Records excerpted from a collection:
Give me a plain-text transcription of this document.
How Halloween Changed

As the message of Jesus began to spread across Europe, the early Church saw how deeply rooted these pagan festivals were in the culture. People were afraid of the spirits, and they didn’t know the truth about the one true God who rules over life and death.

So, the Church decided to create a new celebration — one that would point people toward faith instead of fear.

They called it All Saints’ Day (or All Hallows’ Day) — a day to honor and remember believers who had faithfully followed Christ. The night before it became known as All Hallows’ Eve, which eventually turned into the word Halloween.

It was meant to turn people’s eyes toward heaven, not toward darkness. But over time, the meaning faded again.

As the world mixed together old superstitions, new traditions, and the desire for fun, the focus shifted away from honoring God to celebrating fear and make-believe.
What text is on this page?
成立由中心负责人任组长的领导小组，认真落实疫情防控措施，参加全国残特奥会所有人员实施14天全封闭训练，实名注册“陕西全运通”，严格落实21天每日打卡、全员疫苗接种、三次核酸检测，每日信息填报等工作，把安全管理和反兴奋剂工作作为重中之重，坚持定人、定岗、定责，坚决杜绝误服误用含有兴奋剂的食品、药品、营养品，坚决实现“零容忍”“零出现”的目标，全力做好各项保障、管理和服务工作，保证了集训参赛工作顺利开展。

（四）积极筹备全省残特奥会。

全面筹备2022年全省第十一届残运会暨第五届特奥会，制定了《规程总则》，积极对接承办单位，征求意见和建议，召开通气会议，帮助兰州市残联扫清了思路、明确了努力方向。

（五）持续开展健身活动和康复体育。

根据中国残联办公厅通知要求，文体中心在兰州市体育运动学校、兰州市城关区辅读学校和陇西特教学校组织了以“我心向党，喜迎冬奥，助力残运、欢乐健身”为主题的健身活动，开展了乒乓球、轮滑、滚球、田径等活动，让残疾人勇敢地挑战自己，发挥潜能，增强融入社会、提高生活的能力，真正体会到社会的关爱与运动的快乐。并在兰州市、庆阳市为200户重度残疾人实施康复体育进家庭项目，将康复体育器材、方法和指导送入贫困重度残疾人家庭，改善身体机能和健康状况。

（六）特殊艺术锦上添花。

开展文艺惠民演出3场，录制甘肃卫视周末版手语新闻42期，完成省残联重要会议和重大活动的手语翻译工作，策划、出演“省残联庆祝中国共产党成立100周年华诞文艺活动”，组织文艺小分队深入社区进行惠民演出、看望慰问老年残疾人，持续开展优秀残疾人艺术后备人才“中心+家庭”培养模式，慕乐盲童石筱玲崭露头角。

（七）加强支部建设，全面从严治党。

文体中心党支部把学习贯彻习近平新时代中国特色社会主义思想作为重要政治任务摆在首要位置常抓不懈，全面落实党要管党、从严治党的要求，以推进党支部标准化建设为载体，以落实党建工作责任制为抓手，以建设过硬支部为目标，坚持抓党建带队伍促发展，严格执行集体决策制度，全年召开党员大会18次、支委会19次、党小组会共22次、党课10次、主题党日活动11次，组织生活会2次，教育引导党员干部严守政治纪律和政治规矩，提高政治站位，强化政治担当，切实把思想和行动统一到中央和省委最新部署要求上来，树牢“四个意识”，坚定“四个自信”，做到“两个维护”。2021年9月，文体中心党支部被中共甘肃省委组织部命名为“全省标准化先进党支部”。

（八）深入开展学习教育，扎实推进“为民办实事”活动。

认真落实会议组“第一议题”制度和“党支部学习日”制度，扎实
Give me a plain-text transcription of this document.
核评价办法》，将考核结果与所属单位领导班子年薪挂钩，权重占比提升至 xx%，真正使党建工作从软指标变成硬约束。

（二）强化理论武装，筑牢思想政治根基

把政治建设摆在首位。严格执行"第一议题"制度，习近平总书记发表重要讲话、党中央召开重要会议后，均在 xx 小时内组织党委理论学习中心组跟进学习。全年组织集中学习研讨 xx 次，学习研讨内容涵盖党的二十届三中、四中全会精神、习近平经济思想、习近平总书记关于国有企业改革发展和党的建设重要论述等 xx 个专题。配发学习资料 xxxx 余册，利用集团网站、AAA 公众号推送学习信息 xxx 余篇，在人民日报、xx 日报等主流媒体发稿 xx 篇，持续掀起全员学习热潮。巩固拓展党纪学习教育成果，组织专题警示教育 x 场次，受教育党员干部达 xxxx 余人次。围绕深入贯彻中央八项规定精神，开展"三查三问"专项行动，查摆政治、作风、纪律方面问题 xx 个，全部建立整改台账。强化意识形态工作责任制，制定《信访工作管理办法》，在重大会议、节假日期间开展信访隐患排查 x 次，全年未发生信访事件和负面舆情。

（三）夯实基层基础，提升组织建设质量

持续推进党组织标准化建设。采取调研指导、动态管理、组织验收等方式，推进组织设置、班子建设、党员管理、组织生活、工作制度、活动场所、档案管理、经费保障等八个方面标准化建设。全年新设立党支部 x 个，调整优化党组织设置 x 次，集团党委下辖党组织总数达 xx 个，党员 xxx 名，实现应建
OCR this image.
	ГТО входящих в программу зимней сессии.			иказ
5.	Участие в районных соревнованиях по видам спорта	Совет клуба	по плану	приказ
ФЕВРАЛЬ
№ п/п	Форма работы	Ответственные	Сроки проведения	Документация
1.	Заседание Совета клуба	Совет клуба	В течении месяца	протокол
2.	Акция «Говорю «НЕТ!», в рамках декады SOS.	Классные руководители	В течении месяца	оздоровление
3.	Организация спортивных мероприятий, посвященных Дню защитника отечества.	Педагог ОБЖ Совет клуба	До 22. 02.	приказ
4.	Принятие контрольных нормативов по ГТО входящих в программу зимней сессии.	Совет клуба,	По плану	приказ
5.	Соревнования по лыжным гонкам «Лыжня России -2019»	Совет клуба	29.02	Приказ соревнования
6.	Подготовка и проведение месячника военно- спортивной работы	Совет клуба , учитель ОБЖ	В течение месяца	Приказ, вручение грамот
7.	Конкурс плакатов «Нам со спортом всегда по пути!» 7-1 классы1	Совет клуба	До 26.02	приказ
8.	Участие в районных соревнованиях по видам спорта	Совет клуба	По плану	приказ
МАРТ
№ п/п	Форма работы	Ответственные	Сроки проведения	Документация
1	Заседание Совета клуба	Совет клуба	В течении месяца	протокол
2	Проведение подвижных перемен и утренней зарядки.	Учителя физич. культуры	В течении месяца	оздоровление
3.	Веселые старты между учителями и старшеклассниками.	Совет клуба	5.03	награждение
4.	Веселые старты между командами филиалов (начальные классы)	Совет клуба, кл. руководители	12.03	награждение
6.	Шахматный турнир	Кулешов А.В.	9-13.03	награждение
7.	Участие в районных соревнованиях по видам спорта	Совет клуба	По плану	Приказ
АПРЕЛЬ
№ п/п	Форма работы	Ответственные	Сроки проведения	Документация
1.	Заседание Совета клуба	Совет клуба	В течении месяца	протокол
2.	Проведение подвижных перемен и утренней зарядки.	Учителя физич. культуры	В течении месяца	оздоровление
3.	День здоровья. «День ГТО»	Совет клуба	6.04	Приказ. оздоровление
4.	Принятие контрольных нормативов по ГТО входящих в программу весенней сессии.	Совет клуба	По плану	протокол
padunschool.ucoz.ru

* **Problem statement**:
Select, from the listing, all lines that include the word "утренней".

* **Response**:
2	Проведение подвижных перемен и утренней зарядки.	Учителя физич. культуры	В течении месяца	оздоровление
2.	Проведение подвижных перемен и утренней зарядки.	Учителя физич. культуры	В течении месяца	оздоровление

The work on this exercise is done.